AIM: In this exercise, reproduce all the entries that follow exactly.

::: DATASET RECORDS

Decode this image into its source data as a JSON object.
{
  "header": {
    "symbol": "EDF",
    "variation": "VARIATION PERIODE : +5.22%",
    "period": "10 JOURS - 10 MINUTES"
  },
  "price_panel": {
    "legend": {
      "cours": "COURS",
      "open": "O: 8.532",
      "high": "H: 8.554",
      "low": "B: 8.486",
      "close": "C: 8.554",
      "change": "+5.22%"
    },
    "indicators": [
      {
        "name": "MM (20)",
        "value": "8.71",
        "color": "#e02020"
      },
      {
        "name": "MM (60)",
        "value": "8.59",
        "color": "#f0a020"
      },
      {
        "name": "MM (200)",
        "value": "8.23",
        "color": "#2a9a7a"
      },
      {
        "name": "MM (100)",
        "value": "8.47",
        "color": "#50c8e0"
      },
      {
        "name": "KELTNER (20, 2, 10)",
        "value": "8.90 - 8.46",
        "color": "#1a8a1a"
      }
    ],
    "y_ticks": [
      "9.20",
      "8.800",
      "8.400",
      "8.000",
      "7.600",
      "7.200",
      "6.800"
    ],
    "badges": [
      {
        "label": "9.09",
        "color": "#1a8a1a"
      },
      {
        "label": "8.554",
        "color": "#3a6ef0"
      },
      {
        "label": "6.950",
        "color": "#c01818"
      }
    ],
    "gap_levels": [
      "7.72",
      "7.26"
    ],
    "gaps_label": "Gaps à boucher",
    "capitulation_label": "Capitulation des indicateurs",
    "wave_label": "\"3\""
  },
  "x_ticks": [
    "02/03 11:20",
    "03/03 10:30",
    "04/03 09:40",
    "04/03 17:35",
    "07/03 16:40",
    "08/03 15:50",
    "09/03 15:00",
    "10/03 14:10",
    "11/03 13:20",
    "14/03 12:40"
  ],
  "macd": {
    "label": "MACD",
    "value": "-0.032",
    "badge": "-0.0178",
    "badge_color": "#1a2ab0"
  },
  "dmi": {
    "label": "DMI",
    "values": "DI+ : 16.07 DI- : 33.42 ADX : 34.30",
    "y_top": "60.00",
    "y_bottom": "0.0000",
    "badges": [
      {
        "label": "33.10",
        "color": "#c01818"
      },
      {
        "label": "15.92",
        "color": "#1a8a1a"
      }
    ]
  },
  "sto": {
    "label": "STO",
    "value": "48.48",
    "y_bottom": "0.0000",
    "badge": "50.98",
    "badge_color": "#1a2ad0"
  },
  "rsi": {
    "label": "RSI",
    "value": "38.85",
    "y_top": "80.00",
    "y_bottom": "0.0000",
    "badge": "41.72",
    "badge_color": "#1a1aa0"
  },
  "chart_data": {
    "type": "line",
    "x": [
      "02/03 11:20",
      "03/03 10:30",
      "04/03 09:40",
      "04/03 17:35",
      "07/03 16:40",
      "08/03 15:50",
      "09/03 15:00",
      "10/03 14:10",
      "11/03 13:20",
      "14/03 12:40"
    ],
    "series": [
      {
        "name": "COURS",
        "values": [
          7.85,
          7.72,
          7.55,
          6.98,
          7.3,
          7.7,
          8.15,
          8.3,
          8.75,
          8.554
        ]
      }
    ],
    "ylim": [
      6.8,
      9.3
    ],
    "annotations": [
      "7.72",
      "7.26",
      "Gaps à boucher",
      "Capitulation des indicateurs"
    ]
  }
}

::::::

WRITTEN RESPONSE:
Decode this image into its source data as a JSON object.
{
  "header": {
    "symbol": "EDF",
    "variation": "VARIATION PERIODE : +5.22%",
    "period": "10 JOURS - 10 MINUTES"
  },
  "price_panel": {
    "legend": {
      "cours": "COURS",
      "open": "O: 8.532",
      "high": "H: 8.554",
      "low": "B: 8.486",
      "close": "C: 8.554",
      "change": "+5.22%"
    },
    "indicators": [
      {
        "name": "MM (20)",
        "value": "8.71",
        "color": "#e02020"
      },
      {
        "name": "MM (60)",
        "value": "8.59",
        "color": "#f0a020"
      },
      {
        "name": "MM (200)",
        "value": "8.23",
        "color": "#2a9a7a"
      },
      {
        "name": "MM (100)",
        "value": "8.47",
        "color": "#50c8e0"
      },
      {
        "name": "KELTNER (20, 2, 10)",
        "value": "8.90 - 8.46",
        "color": "#1a8a1a"
      }
    ],
    "y_ticks": [
      "9.20",
      "8.800",
      "8.400",
      "8.000",
      "7.600",
      "7.200",
      "6.800"
    ],
    "badges": [
      {
        "label": "9.09",
        "color": "#1a8a1a"
      },
      {
        "label": "8.554",
        "color": "#3a6ef0"
      },
      {
        "label": "6.950",
        "color": "#c01818"
      }
    ],
    "gap_levels": [
      "7.72",
      "7.26"
    ],
    "gaps_label": "Gaps à boucher",
    "capitulation_label": "Capitulation des indicateurs",
    "wave_label": "\"3\""
  },
  "x_ticks": [
    "02/03 11:20",
    "03/03 10:30",
    "04/03 09:40",
    "04/03 17:35",
    "07/03 16:40",
    "08/03 15:50",
    "09/03 15:00",
    "10/03 14:10",
    "11/03 13:20",
    "14/03 12:40"
  ],
  "macd": {
    "label": "MACD",
    "value": "-0.032",
    "badge": "-0.0178",
    "badge_color": "#1a2ab0"
  },
  "dmi": {
    "label": "DMI",
    "values": "DI+ : 16.07 DI- : 33.42 ADX : 34.30",
    "y_top": "60.00",
    "y_bottom": "0.0000",
    "badges": [
      {
        "label": "33.10",
        "color": "#c01818"
      },
      {
        "label": "15.92",
        "color": "#1a8a1a"
      }
    ]
  },
  "sto": {
    "label": "STO",
    "value": "48.48",
    "y_bottom": "0.0000",
    "badge": "50.98",
    "badge_color": "#1a2ad0"
  },
  "rsi": {
    "label": "RSI",
    "value": "38.85",
    "y_top": "80.00",
    "y_bottom": "0.0000",
    "badge": "41.72",
    "badge_color": "#1a1aa0"
  },
  "chart_data": {
    "type": "line",
    "x": [
      "02/03 11:20",
      "03/03 10:30",
      "04/03 09:40",
      "04/03 17:35",
      "07/03 16:40",
      "08/03 15:50",
      "09/03 15:00",
      "10/03 14:10",
      "11/03 13:20",
      "14/03 12:40"
    ],
    "series": [
      {
        "name": "COURS",
        "values": [
          7.85,
          7.72,
          7.55,
          6.98,
          7.3,
          7.7,
          8.15,
          8.3,
          8.75,
          8.554
        ]
      }
    ],
    "ylim": [
      6.8,
      9.3
    ],
    "annotations": [
      "7.72",
      "7.26",
      "Gaps à boucher",
      "Capitulation des indicateurs"
    ]
  }
}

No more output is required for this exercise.